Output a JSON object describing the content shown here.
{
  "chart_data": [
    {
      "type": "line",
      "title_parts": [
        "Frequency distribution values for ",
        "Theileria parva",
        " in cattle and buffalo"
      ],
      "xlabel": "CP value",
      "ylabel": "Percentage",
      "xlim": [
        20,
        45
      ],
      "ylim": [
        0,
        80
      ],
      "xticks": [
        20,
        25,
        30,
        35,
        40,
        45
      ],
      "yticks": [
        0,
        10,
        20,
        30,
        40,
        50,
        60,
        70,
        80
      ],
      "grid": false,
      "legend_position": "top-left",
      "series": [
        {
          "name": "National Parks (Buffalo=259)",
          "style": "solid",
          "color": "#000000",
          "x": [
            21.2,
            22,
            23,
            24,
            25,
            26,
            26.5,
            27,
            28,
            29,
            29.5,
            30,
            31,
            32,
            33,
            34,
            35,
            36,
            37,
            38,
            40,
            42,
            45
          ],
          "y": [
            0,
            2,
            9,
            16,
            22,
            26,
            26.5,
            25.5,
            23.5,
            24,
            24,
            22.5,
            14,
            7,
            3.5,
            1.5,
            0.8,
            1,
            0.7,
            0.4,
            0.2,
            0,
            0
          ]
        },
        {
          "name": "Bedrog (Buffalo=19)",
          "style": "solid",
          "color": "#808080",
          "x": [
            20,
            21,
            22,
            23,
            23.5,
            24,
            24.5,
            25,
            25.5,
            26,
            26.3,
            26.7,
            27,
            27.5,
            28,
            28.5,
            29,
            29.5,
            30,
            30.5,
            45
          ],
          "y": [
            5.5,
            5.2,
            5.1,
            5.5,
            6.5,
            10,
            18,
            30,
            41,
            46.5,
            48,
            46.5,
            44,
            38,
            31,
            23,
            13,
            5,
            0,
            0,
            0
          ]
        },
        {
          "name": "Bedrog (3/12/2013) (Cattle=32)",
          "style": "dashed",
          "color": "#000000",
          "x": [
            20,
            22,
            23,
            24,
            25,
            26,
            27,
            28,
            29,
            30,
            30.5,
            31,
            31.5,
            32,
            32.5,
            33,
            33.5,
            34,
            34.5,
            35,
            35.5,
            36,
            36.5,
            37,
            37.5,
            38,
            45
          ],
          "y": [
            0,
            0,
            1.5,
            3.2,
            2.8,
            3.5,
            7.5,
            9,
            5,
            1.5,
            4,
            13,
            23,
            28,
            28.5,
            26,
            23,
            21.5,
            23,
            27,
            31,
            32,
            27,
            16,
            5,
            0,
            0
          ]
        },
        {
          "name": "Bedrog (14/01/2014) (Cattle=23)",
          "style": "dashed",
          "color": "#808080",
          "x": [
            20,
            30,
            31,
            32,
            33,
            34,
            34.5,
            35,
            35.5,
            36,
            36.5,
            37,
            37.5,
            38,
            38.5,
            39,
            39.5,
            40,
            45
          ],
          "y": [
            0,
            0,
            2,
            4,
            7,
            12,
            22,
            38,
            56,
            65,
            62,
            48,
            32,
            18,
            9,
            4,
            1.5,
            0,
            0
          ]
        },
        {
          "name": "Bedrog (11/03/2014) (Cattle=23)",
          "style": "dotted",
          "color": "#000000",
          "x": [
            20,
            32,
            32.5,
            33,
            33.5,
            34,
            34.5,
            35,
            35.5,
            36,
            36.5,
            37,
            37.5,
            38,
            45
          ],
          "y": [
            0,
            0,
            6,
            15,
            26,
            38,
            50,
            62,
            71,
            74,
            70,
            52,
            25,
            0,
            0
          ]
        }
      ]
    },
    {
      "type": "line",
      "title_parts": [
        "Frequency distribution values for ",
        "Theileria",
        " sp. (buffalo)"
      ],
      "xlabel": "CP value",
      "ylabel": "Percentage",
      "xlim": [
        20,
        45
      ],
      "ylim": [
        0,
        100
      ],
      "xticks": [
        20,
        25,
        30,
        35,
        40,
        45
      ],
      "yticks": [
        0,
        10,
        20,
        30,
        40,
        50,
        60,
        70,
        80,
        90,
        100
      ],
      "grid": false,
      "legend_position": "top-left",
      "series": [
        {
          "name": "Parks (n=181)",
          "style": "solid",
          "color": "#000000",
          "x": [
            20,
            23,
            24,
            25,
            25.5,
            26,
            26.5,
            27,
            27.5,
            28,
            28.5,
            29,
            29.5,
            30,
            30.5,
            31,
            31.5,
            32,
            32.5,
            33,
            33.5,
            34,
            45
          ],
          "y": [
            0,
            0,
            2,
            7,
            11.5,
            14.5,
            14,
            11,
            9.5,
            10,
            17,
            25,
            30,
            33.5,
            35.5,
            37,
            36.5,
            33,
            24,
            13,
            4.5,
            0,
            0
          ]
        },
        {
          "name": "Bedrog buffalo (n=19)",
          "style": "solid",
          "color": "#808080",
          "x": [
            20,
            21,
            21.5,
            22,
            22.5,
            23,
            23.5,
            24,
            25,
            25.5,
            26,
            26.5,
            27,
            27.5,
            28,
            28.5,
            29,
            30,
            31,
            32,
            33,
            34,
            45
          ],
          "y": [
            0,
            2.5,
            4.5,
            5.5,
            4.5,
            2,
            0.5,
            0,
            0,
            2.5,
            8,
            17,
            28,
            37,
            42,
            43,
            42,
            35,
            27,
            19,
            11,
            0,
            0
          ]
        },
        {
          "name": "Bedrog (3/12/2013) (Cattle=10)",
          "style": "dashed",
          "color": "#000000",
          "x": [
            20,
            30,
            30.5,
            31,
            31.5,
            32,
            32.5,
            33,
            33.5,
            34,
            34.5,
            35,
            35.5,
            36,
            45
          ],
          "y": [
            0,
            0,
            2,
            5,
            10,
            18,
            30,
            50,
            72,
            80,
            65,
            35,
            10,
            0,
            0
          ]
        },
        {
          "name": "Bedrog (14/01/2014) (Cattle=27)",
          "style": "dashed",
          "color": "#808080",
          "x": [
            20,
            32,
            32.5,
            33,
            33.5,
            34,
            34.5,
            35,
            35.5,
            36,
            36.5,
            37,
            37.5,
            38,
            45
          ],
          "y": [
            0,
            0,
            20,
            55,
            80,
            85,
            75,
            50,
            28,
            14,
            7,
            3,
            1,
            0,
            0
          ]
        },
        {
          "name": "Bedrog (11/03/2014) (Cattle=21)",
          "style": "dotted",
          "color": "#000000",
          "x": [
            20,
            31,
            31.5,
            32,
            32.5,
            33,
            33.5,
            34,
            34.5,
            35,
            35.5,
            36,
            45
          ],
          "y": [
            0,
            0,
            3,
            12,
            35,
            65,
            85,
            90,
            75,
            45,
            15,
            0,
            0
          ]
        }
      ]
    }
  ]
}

++++++

== TASK GOAL ==
Output the whole listing above again, word for word.

== CORRECT RESPONSE ==
Output a JSON object describing the content shown here.
{
  "chart_data": [
    {
      "type": "line",
      "title_parts": [
        "Frequency distribution values for ",
        "Theileria parva",
        " in cattle and buffalo"
      ],
      "xlabel": "CP value",
      "ylabel": "Percentage",
      "xlim": [
        20,
        45
      ],
      "ylim": [
        0,
        80
      ],
      "xticks": [
        20,
        25,
        30,
        35,
        40,
        45
      ],
      "yticks": [
        0,
        10,
        20,
        30,
        40,
        50,
        60,
        70,
        80
      ],
      "grid": false,
      "legend_position": "top-left",
      "series": [
        {
          "name": "National Parks (Buffalo=259)",
          "style": "solid",
          "color": "#000000",
          "x": [
            21.2,
            22,
            23,
            24,
            25,
            26,
            26.5,
            27,
            28,
            29,
            29.5,
            30,
            31,
            32,
            33,
            34,
            35,
            36,
            37,
            38,
            40,
            42,
            45
          ],
          "y": [
            0,
            2,
            9,
            16,
            22,
            26,
            26.5,
            25.5,
            23.5,
            24,
            24,
            22.5,
            14,
            7,
            3.5,
            1.5,
            0.8,
            1,
            0.7,
            0.4,
            0.2,
            0,
            0
          ]
        },
        {
          "name": "Bedrog (Buffalo=19)",
          "style": "solid",
          "color": "#808080",
          "x": [
            20,
            21,
            22,
            23,
            23.5,
            24,
            24.5,
            25,
            25.5,
            26,
            26.3,
            26.7,
            27,
            27.5,
            28,
            28.5,
            29,
            29.5,
            30,
            30.5,
            45
          ],
          "y": [
            5.5,
            5.2,
            5.1,
            5.5,
            6.5,
            10,
            18,
            30,
            41,
            46.5,
            48,
            46.5,
            44,
            38,
            31,
            23,
            13,
            5,
            0,
            0,
            0
          ]
        },
        {
          "name": "Bedrog (3/12/2013) (Cattle=32)",
          "style": "dashed",
          "color": "#000000",
          "x": [
            20,
            22,
            23,
            24,
            25,
            26,
            27,
            28,
            29,
            30,
            30.5,
            31,
            31.5,
            32,
            32.5,
            33,
            33.5,
            34,
            34.5,
            35,
            35.5,
            36,
            36.5,
            37,
            37.5,
            38,
            45
          ],
          "y": [
            0,
            0,
            1.5,
            3.2,
            2.8,
            3.5,
            7.5,
            9,
            5,
            1.5,
            4,
            13,
            23,
            28,
            28.5,
            26,
            23,
            21.5,
            23,
            27,
            31,
            32,
            27,
            16,
            5,
            0,
            0
          ]
        },
        {
          "name": "Bedrog (14/01/2014) (Cattle=23)",
          "style": "dashed",
          "color": "#808080",
          "x": [
            20,
            30,
            31,
            32,
            33,
            34,
            34.5,
            35,
            35.5,
            36,
            36.5,
            37,
            37.5,
            38,
            38.5,
            39,
            39.5,
            40,
            45
          ],
          "y": [
            0,
            0,
            2,
            4,
            7,
            12,
            22,
            38,
            56,
            65,
            62,
            48,
            32,
            18,
            9,
            4,
            1.5,
            0,
            0
          ]
        },
        {
          "name": "Bedrog (11/03/2014) (Cattle=23)",
          "style": "dotted",
          "color": "#000000",
          "x": [
            20,
            32,
            32.5,
            33,
            33.5,
            34,
            34.5,
            35,
            35.5,
            36,
            36.5,
            37,
            37.5,
            38,
            45
          ],
          "y": [
            0,
            0,
            6,
            15,
            26,
            38,
            50,
            62,
            71,
            74,
            70,
            52,
            25,
            0,
            0
          ]
        }
      ]
    },
    {
      "type": "line",
      "title_parts": [
        "Frequency distribution values for ",
        "Theileria",
        " sp. (buffalo)"
      ],
      "xlabel": "CP value",
      "ylabel": "Percentage",
      "xlim": [
        20,
        45
      ],
      "ylim": [
        0,
        100
      ],
      "xticks": [
        20,
        25,
        30,
        35,
        40,
        45
      ],
      "yticks": [
        0,
        10,
        20,
        30,
        40,
        50,
        60,
        70,
        80,
        90,
        100
      ],
      "grid": false,
      "legend_position": "top-left",
      "series": [
        {
          "name": "Parks (n=181)",
          "style": "solid",
          "color": "#000000",
          "x": [
            20,
            23,
            24,
            25,
            25.5,
            26,
            26.5,
            27,
            27.5,
            28,
            28.5,
            29,
            29.5,
            30,
            30.5,
            31,
            31.5,
            32,
            32.5,
            33,
            33.5,
            34,
            45
          ],
          "y": [
            0,
            0,
            2,
            7,
            11.5,
            14.5,
            14,
            11,
            9.5,
            10,
            17,
            25,
            30,
            33.5,
            35.5,
            37,
            36.5,
            33,
            24,
            13,
            4.5,
            0,
            0
          ]
        },
        {
          "name": "Bedrog buffalo (n=19)",
          "style": "solid",
          "color": "#808080",
          "x": [
            20,
            21,
            21.5,
            22,
            22.5,
            23,
            23.5,
            24,
            25,
            25.5,
            26,
            26.5,
            27,
            27.5,
            28,
            28.5,
            29,
            30,
            31,
            32,
            33,
            34,
            45
          ],
          "y": [
            0,
            2.5,
            4.5,
            5.5,
            4.5,
            2,
            0.5,
            0,
            0,
            2.5,
            8,
            17,
            28,
            37,
            42,
            43,
            42,
            35,
            27,
            19,
            11,
            0,
            0
          ]
        },
        {
          "name": "Bedrog (3/12/2013) (Cattle=10)",
          "style": "dashed",
          "color": "#000000",
          "x": [
            20,
            30,
            30.5,
            31,
            31.5,
            32,
            32.5,
            33,
            33.5,
            34,
            34.5,
            35,
            35.5,
            36,
            45
          ],
          "y": [
            0,
            0,
            2,
            5,
            10,
            18,
            30,
            50,
            72,
            80,
            65,
            35,
            10,
            0,
            0
          ]
        },
        {
          "name": "Bedrog (14/01/2014) (Cattle=27)",
          "style": "dashed",
          "color": "#808080",
          "x": [
            20,
            32,
            32.5,
            33,
            33.5,
            34,
            34.5,
            35,
            35.5,
            36,
            36.5,
            37,
            37.5,
            38,
            45
          ],
          "y": [
            0,
            0,
            20,
            55,
            80,
            85,
            75,
            50,
            28,
            14,
            7,
            3,
            1,
            0,
            0
          ]
        },
        {
          "name": "Bedrog (11/03/2014) (Cattle=21)",
          "style": "dotted",
          "color": "#000000",
          "x": [
            20,
            31,
            31.5,
            32,
            32.5,
            33,
            33.5,
            34,
            34.5,
            35,
            35.5,
            36,
            45
          ],
          "y": [
            0,
            0,
            3,
            12,
            35,
            65,
            85,
            90,
            75,
            45,
            15,
            0,
            0
          ]
        }
      ]
    }
  ]
}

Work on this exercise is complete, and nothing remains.